Extracted records:
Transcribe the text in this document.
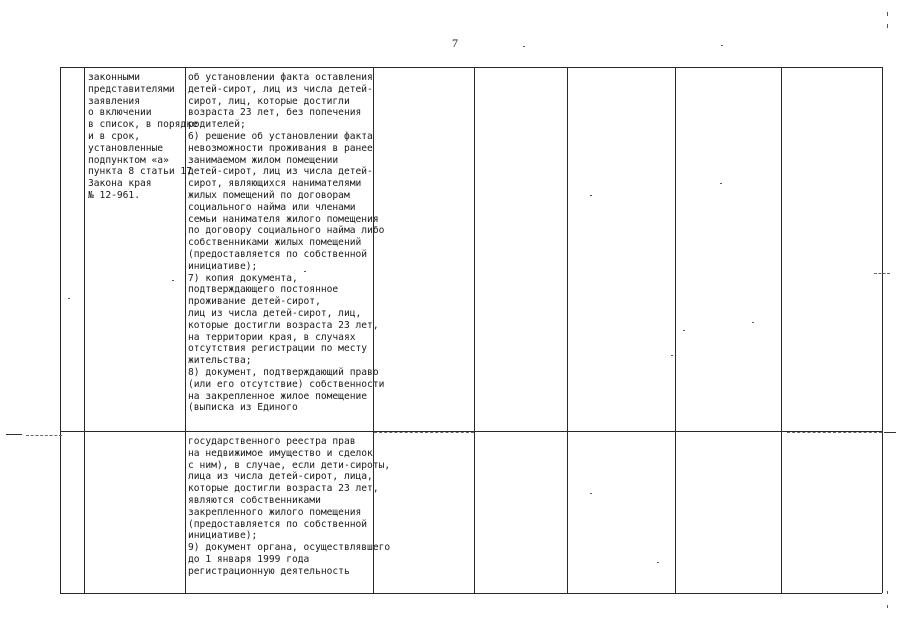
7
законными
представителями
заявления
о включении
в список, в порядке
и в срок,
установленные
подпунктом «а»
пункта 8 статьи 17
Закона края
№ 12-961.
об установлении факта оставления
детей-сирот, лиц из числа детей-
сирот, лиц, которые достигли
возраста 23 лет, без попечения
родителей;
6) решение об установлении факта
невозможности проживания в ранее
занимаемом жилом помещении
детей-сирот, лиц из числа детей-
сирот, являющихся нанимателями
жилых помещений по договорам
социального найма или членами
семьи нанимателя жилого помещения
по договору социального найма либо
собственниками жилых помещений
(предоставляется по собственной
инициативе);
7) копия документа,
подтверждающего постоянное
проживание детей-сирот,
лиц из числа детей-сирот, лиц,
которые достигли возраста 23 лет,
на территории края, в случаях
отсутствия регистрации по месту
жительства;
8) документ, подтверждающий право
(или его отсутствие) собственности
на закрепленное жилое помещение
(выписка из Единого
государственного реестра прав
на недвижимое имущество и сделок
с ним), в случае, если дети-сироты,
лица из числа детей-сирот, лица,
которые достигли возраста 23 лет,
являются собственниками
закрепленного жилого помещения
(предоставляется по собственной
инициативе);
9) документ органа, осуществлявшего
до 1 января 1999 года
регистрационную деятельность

> **Exercise task**
Looking at the data above, show all lines where the word "установлении" occurs.

> **Response to this task**
об установлении факта оставления
6) решение об установлении факта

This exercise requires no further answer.